__THE PROBLEM__: From the entries below, extract every line that includes the word "text".

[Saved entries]
===
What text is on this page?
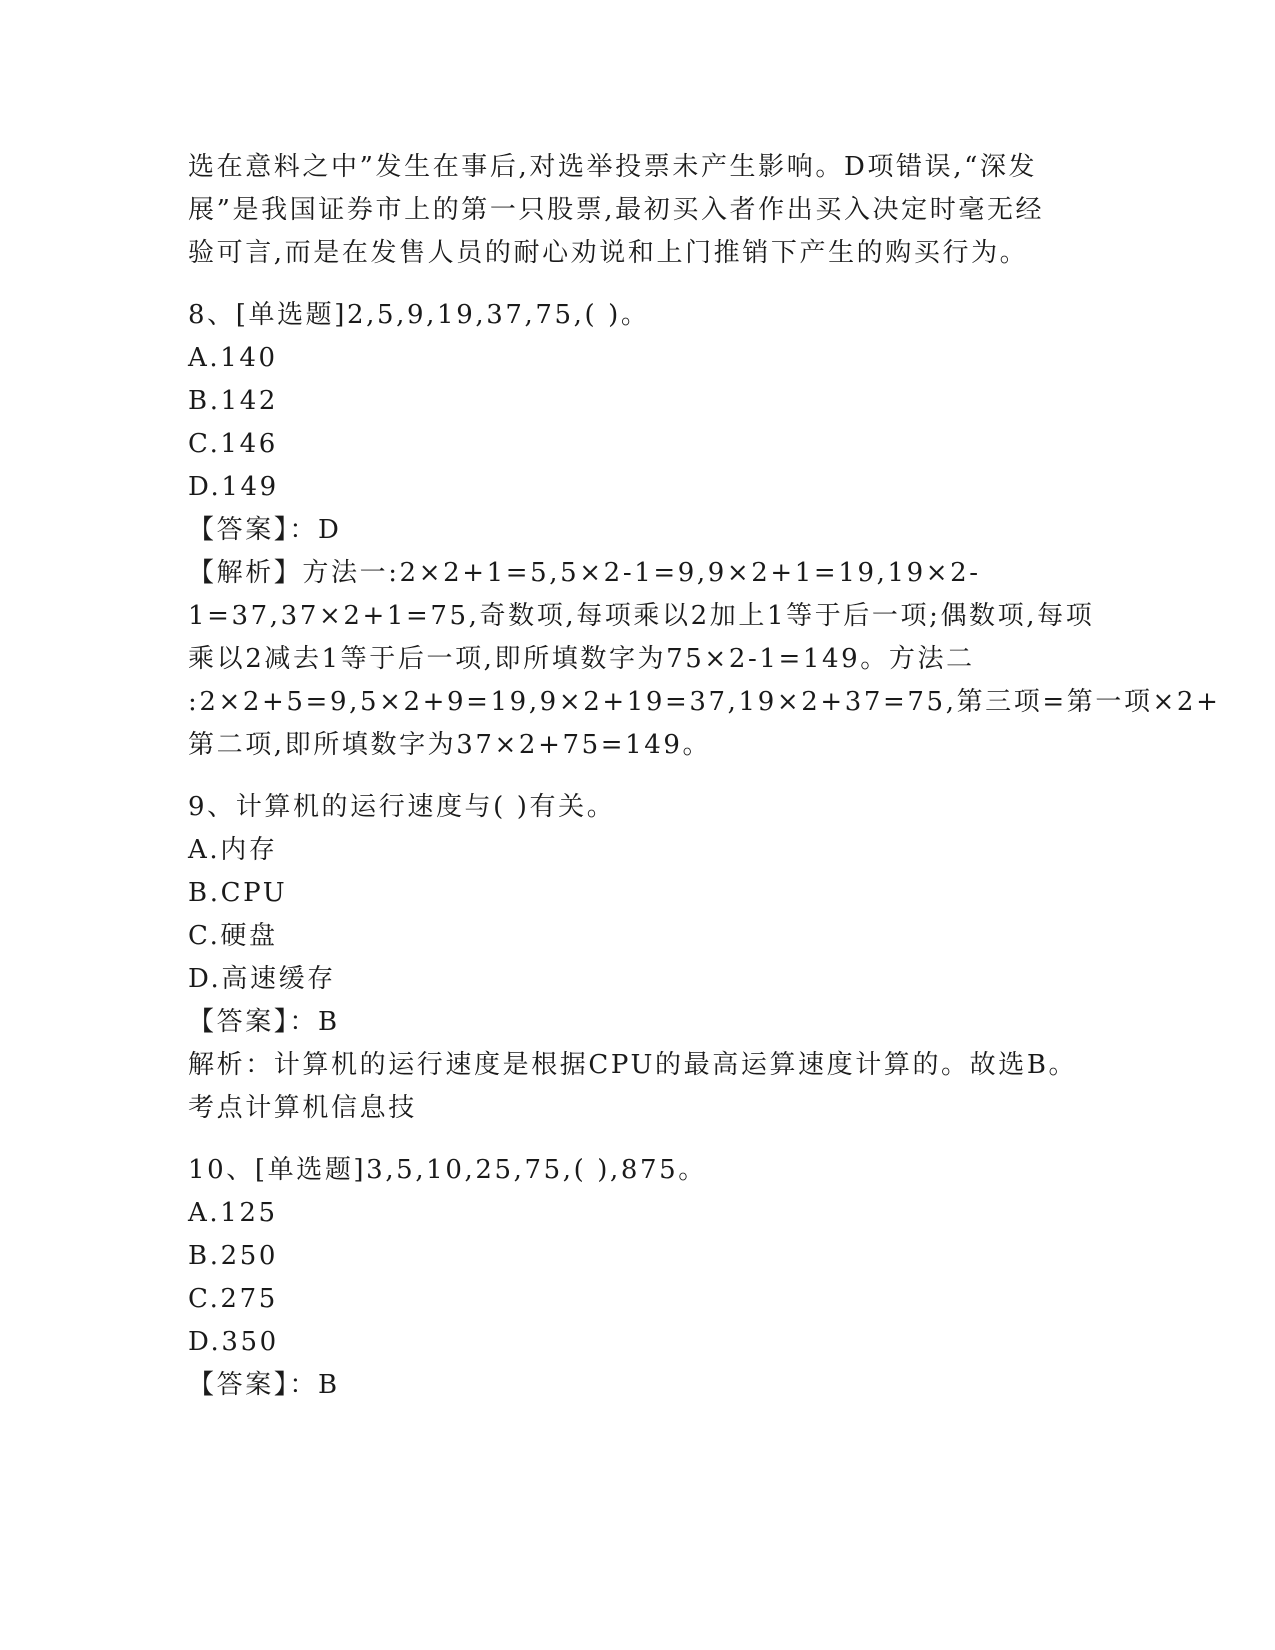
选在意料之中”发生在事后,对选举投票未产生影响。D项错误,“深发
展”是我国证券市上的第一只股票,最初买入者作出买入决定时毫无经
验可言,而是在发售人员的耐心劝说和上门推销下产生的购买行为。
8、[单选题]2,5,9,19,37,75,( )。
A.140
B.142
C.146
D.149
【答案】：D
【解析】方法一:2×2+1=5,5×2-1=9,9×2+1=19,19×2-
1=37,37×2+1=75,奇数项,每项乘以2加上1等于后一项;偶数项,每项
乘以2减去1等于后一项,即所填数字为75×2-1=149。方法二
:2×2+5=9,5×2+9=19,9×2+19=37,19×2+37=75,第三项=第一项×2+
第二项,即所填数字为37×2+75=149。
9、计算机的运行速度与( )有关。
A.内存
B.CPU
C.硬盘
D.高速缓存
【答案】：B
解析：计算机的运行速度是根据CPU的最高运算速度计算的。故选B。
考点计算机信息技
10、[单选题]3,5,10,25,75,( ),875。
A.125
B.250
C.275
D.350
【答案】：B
===
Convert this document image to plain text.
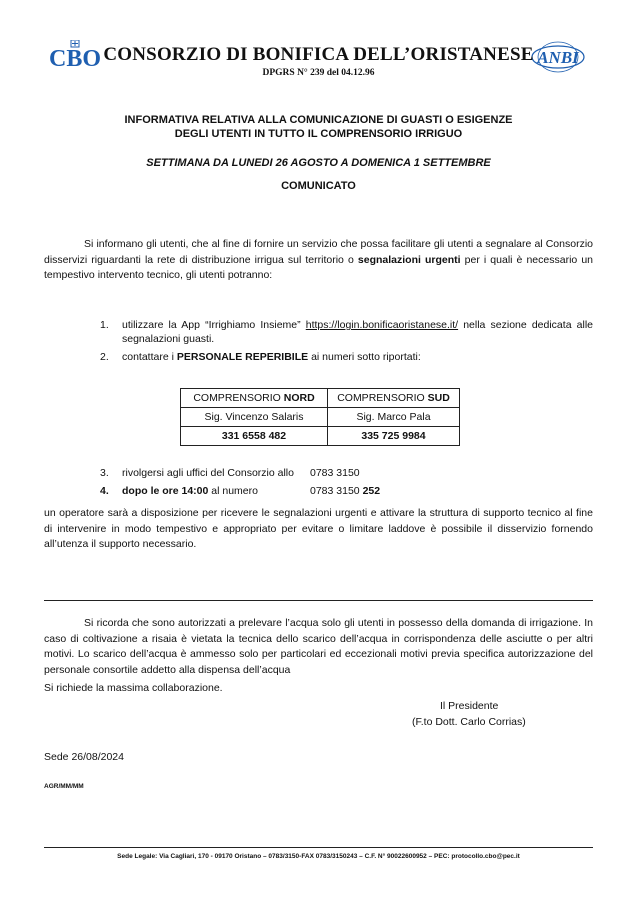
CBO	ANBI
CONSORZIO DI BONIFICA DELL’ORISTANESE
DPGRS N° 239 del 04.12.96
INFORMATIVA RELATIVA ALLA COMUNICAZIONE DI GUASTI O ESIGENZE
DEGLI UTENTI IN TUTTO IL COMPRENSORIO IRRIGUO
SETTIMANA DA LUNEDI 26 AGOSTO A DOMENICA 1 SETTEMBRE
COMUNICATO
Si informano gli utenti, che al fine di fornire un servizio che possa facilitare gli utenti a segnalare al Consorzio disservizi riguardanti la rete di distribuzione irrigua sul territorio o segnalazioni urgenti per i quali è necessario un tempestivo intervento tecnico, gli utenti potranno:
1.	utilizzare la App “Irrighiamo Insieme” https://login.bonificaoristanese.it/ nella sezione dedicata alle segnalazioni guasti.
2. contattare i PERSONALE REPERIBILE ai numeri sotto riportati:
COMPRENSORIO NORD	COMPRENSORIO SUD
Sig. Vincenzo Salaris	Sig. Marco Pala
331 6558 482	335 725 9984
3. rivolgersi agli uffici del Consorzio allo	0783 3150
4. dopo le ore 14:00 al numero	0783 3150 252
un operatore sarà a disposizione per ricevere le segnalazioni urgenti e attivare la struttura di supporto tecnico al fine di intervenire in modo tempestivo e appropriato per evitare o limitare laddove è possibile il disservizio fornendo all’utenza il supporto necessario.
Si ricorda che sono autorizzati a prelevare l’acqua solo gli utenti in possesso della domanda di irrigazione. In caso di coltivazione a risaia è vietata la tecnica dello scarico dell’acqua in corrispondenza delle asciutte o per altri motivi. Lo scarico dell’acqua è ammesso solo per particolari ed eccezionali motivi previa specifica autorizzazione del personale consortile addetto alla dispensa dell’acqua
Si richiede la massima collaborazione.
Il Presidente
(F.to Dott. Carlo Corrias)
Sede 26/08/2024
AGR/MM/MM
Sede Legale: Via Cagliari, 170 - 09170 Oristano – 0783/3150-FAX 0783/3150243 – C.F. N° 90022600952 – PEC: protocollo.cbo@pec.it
===
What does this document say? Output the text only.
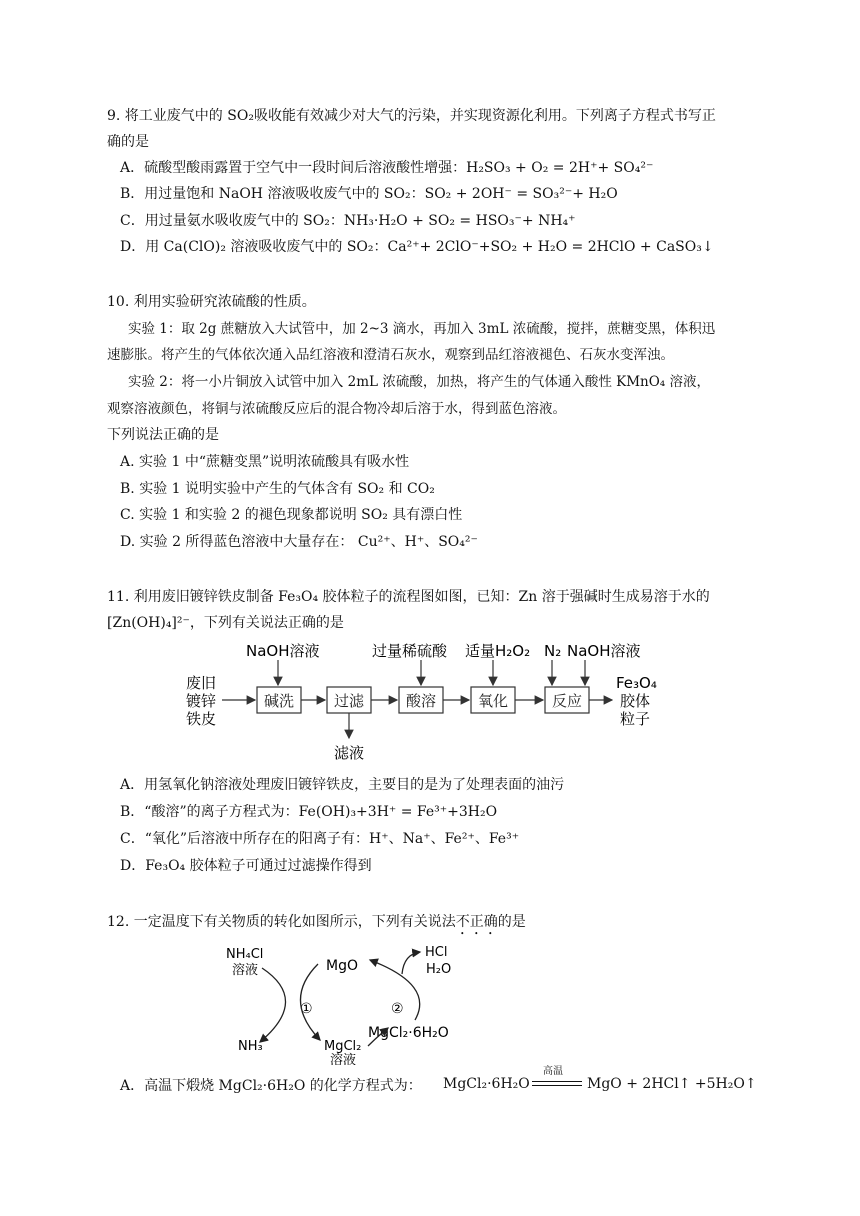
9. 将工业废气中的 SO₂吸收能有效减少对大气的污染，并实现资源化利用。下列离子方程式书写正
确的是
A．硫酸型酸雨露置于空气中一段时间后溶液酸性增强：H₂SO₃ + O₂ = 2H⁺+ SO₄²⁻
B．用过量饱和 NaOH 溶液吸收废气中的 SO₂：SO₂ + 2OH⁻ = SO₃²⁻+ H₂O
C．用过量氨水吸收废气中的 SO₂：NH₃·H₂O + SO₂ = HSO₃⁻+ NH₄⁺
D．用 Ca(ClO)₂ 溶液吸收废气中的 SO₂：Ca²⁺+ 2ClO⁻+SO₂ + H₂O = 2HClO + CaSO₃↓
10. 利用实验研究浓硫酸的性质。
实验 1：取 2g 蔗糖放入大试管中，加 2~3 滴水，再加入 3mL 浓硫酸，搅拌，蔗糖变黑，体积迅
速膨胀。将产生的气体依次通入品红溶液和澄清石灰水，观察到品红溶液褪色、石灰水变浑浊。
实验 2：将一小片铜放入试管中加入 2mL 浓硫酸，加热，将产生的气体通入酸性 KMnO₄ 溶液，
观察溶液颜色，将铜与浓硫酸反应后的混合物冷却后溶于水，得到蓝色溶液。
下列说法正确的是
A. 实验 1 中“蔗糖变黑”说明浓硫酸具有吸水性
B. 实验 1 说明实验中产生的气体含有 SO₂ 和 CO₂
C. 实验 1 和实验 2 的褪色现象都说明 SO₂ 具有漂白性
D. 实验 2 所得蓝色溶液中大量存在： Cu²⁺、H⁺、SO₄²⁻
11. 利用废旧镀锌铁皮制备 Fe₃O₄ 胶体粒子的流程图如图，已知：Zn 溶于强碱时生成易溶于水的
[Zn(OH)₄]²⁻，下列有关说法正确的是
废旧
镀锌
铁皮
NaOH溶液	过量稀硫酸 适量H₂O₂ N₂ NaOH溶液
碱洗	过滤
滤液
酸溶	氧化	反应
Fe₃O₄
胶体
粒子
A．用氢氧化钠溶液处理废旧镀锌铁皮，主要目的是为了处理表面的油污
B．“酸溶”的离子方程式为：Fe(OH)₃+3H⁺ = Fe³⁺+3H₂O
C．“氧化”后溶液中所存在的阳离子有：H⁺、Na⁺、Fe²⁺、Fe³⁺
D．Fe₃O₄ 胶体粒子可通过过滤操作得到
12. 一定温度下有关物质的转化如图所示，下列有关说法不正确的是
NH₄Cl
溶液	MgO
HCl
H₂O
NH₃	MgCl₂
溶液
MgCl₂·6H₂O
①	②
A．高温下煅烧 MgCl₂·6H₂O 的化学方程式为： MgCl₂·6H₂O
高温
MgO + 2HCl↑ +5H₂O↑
===
__RESULT OF THIS EXERCISE__:
What text is on this page?
Convert this document image to plain text.
What does this document say? Output the text only.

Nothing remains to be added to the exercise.